• _Given passage_:
--------------------

Investors have been proven to be significantly more sensitive than owner-occupiers to changes in out-of-pocket expenses, driven by interest rate fluctuations, changes in legislation or other events.
The Reserve Bank of Australia (RBA) has found investors can amplify credit and dwelling price cycles, on some occasions contributing to financial stability risks - but they can also dampen it.
In a weak market, investors are more likely to sell and in a rising market to buy, with an expectation of capital gains.
As they purchase more off-the-plan dwellings than owner-occupiers, they can contribute to larger upswings in residential construction with the risk of future oversupply for some types of properties or in some locations.
Conversely, elevated levels of investor activity may amplify any subsequent downswing, increasing risks to the broader housing market and household sector.
This is what we are seeing now, with a major reduction in the sales of new dwellings and a direct flow-on effect on dwelling commencements that are reducing significantly.

--------------------

• _Information supplied_:
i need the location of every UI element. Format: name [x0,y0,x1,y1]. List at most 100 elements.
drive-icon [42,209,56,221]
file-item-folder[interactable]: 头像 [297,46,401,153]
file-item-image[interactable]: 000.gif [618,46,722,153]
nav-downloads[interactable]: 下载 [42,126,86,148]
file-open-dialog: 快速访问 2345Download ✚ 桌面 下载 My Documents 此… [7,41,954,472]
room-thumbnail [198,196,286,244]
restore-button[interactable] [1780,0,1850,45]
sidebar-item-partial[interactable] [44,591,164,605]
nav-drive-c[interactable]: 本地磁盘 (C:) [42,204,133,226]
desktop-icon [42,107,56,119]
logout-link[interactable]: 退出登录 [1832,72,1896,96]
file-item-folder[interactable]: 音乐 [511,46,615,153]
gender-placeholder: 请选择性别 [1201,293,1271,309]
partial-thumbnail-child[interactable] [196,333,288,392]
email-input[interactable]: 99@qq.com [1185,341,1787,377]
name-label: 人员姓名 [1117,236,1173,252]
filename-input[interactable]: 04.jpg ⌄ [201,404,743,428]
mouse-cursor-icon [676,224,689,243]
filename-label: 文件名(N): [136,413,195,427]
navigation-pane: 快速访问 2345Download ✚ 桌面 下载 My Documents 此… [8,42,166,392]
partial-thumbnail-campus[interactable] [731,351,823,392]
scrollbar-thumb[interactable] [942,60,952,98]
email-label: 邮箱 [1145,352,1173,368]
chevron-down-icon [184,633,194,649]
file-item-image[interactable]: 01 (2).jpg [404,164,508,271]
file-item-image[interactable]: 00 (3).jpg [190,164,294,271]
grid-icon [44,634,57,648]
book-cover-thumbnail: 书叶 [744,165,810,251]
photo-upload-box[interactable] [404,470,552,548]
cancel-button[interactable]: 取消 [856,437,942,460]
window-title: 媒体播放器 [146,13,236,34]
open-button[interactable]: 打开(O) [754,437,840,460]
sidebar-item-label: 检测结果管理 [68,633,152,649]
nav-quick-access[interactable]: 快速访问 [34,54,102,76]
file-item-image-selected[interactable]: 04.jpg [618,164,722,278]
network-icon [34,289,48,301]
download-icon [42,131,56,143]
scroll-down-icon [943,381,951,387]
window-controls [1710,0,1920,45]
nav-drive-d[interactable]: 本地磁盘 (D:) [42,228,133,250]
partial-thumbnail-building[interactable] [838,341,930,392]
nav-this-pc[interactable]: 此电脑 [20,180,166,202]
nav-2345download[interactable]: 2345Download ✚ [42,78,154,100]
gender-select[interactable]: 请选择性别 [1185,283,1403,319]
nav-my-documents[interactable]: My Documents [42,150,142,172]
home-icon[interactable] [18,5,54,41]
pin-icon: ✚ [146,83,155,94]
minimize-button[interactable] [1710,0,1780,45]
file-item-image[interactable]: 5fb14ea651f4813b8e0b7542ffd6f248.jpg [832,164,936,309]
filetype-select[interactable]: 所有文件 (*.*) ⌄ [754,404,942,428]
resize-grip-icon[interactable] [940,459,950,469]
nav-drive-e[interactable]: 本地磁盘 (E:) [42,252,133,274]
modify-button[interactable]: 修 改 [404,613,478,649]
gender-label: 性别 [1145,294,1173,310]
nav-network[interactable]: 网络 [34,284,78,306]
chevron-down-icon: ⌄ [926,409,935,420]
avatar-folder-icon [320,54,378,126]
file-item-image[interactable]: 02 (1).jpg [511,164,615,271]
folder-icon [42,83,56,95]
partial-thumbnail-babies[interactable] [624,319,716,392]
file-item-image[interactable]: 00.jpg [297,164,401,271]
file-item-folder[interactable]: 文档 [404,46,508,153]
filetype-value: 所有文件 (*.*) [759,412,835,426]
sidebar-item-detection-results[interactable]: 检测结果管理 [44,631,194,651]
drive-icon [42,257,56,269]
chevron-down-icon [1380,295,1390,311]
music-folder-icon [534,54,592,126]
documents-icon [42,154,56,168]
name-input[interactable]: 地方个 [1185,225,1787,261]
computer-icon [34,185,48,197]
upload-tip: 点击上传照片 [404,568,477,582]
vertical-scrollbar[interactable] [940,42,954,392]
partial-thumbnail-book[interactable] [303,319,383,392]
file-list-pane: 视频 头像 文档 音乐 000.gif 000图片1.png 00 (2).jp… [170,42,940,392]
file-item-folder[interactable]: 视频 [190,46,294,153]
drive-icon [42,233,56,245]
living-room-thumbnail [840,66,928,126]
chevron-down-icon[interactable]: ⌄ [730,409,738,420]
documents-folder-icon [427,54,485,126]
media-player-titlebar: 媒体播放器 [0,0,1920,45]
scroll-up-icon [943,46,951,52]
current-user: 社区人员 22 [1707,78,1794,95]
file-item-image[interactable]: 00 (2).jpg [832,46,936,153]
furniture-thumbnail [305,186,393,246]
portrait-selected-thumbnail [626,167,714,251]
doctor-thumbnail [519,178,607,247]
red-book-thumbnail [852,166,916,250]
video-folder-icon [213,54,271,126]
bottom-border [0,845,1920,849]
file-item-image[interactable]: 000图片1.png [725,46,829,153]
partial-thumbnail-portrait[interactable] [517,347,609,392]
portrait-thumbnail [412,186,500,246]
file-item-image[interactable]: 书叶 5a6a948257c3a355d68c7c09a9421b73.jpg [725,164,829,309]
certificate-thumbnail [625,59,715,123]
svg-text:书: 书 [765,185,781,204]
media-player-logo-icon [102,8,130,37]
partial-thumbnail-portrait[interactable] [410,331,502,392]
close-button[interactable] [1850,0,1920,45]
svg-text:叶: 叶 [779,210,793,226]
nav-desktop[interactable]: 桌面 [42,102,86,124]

--------------------

• _The tasks_:
A: In the passage on property investors, shorten the paragraph beginning "As they purchase more off-the-plan dwellings" while keeping its main facts.
B: According to the passage on property investors, which organization found that investors can amplify credit and dwelling price cycles?
C: Write the next part of the passage on property investors, picking up after its final sentence.

• _Answers per task_:
A: Because investors buy more off-the-plan dwellings than owner-occupiers, they can drive bigger construction upswings, which risks later oversupply of some property types or in some locations.

B: The Reserve Bank of Australia (RBA).

C:
The Commonwealth Bank of Australia (CBA), in its half-year results for 2018, stated ‘investor demand is slowing following APRA’s latest regulatory changes, falling price growth expectations and higher interest rates from the major lenders’.
The bottom line is without investor activity there will be no movement from owner-occupiers.
It really demonstrates that if there is no energy in the market from investors, prices will continue to decelerate across the board.
When investor activity is high, it also impacts owner-occupier sentiment and has a major influence on whether they enter the market or not.